** START OF RECORD SET **

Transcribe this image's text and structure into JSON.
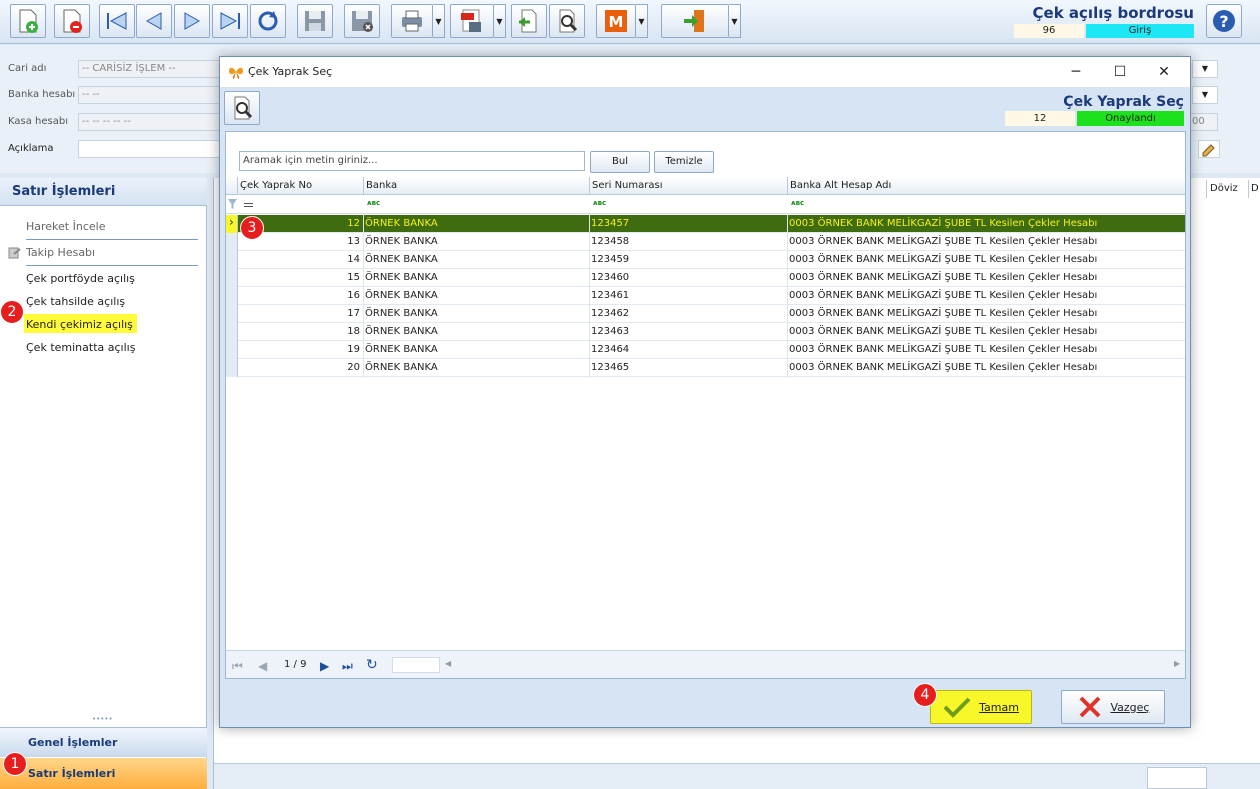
{
  "header": {
    "title": "Çek açılış bordrosu",
    "number": "96",
    "status": "Giriş",
    "status_color": "#1ee7f5"
  },
  "toolbar": {
    "icons": [
      "new-document-icon",
      "delete-document-icon",
      "first-record-icon",
      "previous-record-icon",
      "next-record-icon",
      "last-record-icon",
      "refresh-icon",
      "save-icon",
      "save-close-icon",
      "print-icon",
      "pdf-icon",
      "import-icon",
      "search-tool-icon",
      "m-icon",
      "exit-icon"
    ]
  },
  "form": {
    "cari_label": "Cari adı",
    "cari_value": "-- CARİSİZ İŞLEM --",
    "banka_label": "Banka hesabı",
    "banka_value": "-- --",
    "kasa_label": "Kasa hesabı",
    "kasa_value": "-- -- -- -- --",
    "aciklama_label": "Açıklama",
    "right_fragment": "00"
  },
  "left_panel": {
    "title": "Satır İşlemleri",
    "items": [
      {
        "label": "Hareket İncele",
        "enabled": false
      },
      {
        "label": "Takip Hesabı",
        "enabled": false
      },
      {
        "label": "Çek portföyde açılış",
        "enabled": true
      },
      {
        "label": "Çek tahsilde açılış",
        "enabled": true
      },
      {
        "label": "Kendi çekimiz açılış",
        "enabled": true
      },
      {
        "label": "Çek teminatta açılış",
        "enabled": true
      }
    ],
    "grip": "•••••",
    "nav": [
      {
        "label": "Genel İşlemler"
      },
      {
        "label": "Satır İşlemleri"
      }
    ]
  },
  "right_grid": {
    "columns": [
      "Döviz",
      "D"
    ]
  },
  "badges": [
    "1",
    "2",
    "3",
    "4"
  ],
  "dialog": {
    "window_title": "Çek Yaprak Seç",
    "title": "Çek Yaprak Seç",
    "number": "12",
    "status": "Onaylandı",
    "status_color": "#1de11d",
    "search_placeholder": "Aramak için metin giriniz...",
    "find_label": "Bul",
    "clear_label": "Temizle",
    "columns": [
      "Çek Yaprak No",
      "Banka",
      "Seri Numarası",
      "Banka Alt Hesap Adı"
    ],
    "filter_glyph": "ᴀʙc",
    "rows": [
      {
        "no": "12",
        "banka": "ÖRNEK BANKA",
        "seri": "123457",
        "alt": "0003 ÖRNEK BANK MELİKGAZİ ŞUBE TL Kesilen Çekler Hesabı",
        "selected": true
      },
      {
        "no": "13",
        "banka": "ÖRNEK BANKA",
        "seri": "123458",
        "alt": "0003 ÖRNEK BANK MELİKGAZİ ŞUBE TL Kesilen Çekler Hesabı"
      },
      {
        "no": "14",
        "banka": "ÖRNEK BANKA",
        "seri": "123459",
        "alt": "0003 ÖRNEK BANK MELİKGAZİ ŞUBE TL Kesilen Çekler Hesabı"
      },
      {
        "no": "15",
        "banka": "ÖRNEK BANKA",
        "seri": "123460",
        "alt": "0003 ÖRNEK BANK MELİKGAZİ ŞUBE TL Kesilen Çekler Hesabı"
      },
      {
        "no": "16",
        "banka": "ÖRNEK BANKA",
        "seri": "123461",
        "alt": "0003 ÖRNEK BANK MELİKGAZİ ŞUBE TL Kesilen Çekler Hesabı"
      },
      {
        "no": "17",
        "banka": "ÖRNEK BANKA",
        "seri": "123462",
        "alt": "0003 ÖRNEK BANK MELİKGAZİ ŞUBE TL Kesilen Çekler Hesabı"
      },
      {
        "no": "18",
        "banka": "ÖRNEK BANKA",
        "seri": "123463",
        "alt": "0003 ÖRNEK BANK MELİKGAZİ ŞUBE TL Kesilen Çekler Hesabı"
      },
      {
        "no": "19",
        "banka": "ÖRNEK BANKA",
        "seri": "123464",
        "alt": "0003 ÖRNEK BANK MELİKGAZİ ŞUBE TL Kesilen Çekler Hesabı"
      },
      {
        "no": "20",
        "banka": "ÖRNEK BANKA",
        "seri": "123465",
        "alt": "0003 ÖRNEK BANK MELİKGAZİ ŞUBE TL Kesilen Çekler Hesabı"
      }
    ],
    "pager": "1 / 9",
    "ok_label": "Tamam",
    "cancel_label": "Vazgeç"
  }
}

** END OF RECORD SET **

DO THIS: Take the listing and print it again exactly, but without any pictures.

SOLUTION BELOW:
Transcribe this image's text and structure into JSON.
{
  "header": {
    "title": "Çek açılış bordrosu",
    "number": "96",
    "status": "Giriş",
    "status_color": "#1ee7f5"
  },
  "toolbar": {
    "icons": [
      "new-document-icon",
      "delete-document-icon",
      "first-record-icon",
      "previous-record-icon",
      "next-record-icon",
      "last-record-icon",
      "refresh-icon",
      "save-icon",
      "save-close-icon",
      "print-icon",
      "pdf-icon",
      "import-icon",
      "search-tool-icon",
      "m-icon",
      "exit-icon"
    ]
  },
  "form": {
    "cari_label": "Cari adı",
    "cari_value": "-- CARİSİZ İŞLEM --",
    "banka_label": "Banka hesabı",
    "banka_value": "-- --",
    "kasa_label": "Kasa hesabı",
    "kasa_value": "-- -- -- -- --",
    "aciklama_label": "Açıklama",
    "right_fragment": "00"
  },
  "left_panel": {
    "title": "Satır İşlemleri",
    "items": [
      {
        "label": "Hareket İncele",
        "enabled": false
      },
      {
        "label": "Takip Hesabı",
        "enabled": false
      },
      {
        "label": "Çek portföyde açılış",
        "enabled": true
      },
      {
        "label": "Çek tahsilde açılış",
        "enabled": true
      },
      {
        "label": "Kendi çekimiz açılış",
        "enabled": true
      },
      {
        "label": "Çek teminatta açılış",
        "enabled": true
      }
    ],
    "grip": "•••••",
    "nav": [
      {
        "label": "Genel İşlemler"
      },
      {
        "label": "Satır İşlemleri"
      }
    ]
  },
  "right_grid": {
    "columns": [
      "Döviz",
      "D"
    ]
  },
  "badges": [
    "1",
    "2",
    "3",
    "4"
  ],
  "dialog": {
    "window_title": "Çek Yaprak Seç",
    "title": "Çek Yaprak Seç",
    "number": "12",
    "status": "Onaylandı",
    "status_color": "#1de11d",
    "search_placeholder": "Aramak için metin giriniz...",
    "find_label": "Bul",
    "clear_label": "Temizle",
    "columns": [
      "Çek Yaprak No",
      "Banka",
      "Seri Numarası",
      "Banka Alt Hesap Adı"
    ],
    "filter_glyph": "ᴀʙc",
    "rows": [
      {
        "no": "12",
        "banka": "ÖRNEK BANKA",
        "seri": "123457",
        "alt": "0003 ÖRNEK BANK MELİKGAZİ ŞUBE TL Kesilen Çekler Hesabı",
        "selected": true
      },
      {
        "no": "13",
        "banka": "ÖRNEK BANKA",
        "seri": "123458",
        "alt": "0003 ÖRNEK BANK MELİKGAZİ ŞUBE TL Kesilen Çekler Hesabı"
      },
      {
        "no": "14",
        "banka": "ÖRNEK BANKA",
        "seri": "123459",
        "alt": "0003 ÖRNEK BANK MELİKGAZİ ŞUBE TL Kesilen Çekler Hesabı"
      },
      {
        "no": "15",
        "banka": "ÖRNEK BANKA",
        "seri": "123460",
        "alt": "0003 ÖRNEK BANK MELİKGAZİ ŞUBE TL Kesilen Çekler Hesabı"
      },
      {
        "no": "16",
        "banka": "ÖRNEK BANKA",
        "seri": "123461",
        "alt": "0003 ÖRNEK BANK MELİKGAZİ ŞUBE TL Kesilen Çekler Hesabı"
      },
      {
        "no": "17",
        "banka": "ÖRNEK BANKA",
        "seri": "123462",
        "alt": "0003 ÖRNEK BANK MELİKGAZİ ŞUBE TL Kesilen Çekler Hesabı"
      },
      {
        "no": "18",
        "banka": "ÖRNEK BANKA",
        "seri": "123463",
        "alt": "0003 ÖRNEK BANK MELİKGAZİ ŞUBE TL Kesilen Çekler Hesabı"
      },
      {
        "no": "19",
        "banka": "ÖRNEK BANKA",
        "seri": "123464",
        "alt": "0003 ÖRNEK BANK MELİKGAZİ ŞUBE TL Kesilen Çekler Hesabı"
      },
      {
        "no": "20",
        "banka": "ÖRNEK BANKA",
        "seri": "123465",
        "alt": "0003 ÖRNEK BANK MELİKGAZİ ŞUBE TL Kesilen Çekler Hesabı"
      }
    ],
    "pager": "1 / 9",
    "ok_label": "Tamam",
    "cancel_label": "Vazgeç"
  }
}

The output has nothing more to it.